Stored records >>
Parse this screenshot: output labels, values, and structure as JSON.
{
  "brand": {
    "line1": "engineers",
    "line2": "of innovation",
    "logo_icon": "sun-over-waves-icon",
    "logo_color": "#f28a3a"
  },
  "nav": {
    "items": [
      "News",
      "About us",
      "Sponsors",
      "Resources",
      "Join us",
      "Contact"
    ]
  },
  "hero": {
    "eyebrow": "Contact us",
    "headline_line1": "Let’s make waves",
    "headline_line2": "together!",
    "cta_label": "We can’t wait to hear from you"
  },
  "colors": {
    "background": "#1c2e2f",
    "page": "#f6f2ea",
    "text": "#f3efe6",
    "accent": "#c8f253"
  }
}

Written instruction >> Repeat every line of the material exactly as given.

Completed task >>
Parse this screenshot: output labels, values, and structure as JSON.
{
  "brand": {
    "line1": "engineers",
    "line2": "of innovation",
    "logo_icon": "sun-over-waves-icon",
    "logo_color": "#f28a3a"
  },
  "nav": {
    "items": [
      "News",
      "About us",
      "Sponsors",
      "Resources",
      "Join us",
      "Contact"
    ]
  },
  "hero": {
    "eyebrow": "Contact us",
    "headline_line1": "Let’s make waves",
    "headline_line2": "together!",
    "cta_label": "We can’t wait to hear from you"
  },
  "colors": {
    "background": "#1c2e2f",
    "page": "#f6f2ea",
    "text": "#f3efe6",
    "accent": "#c8f253"
  }
}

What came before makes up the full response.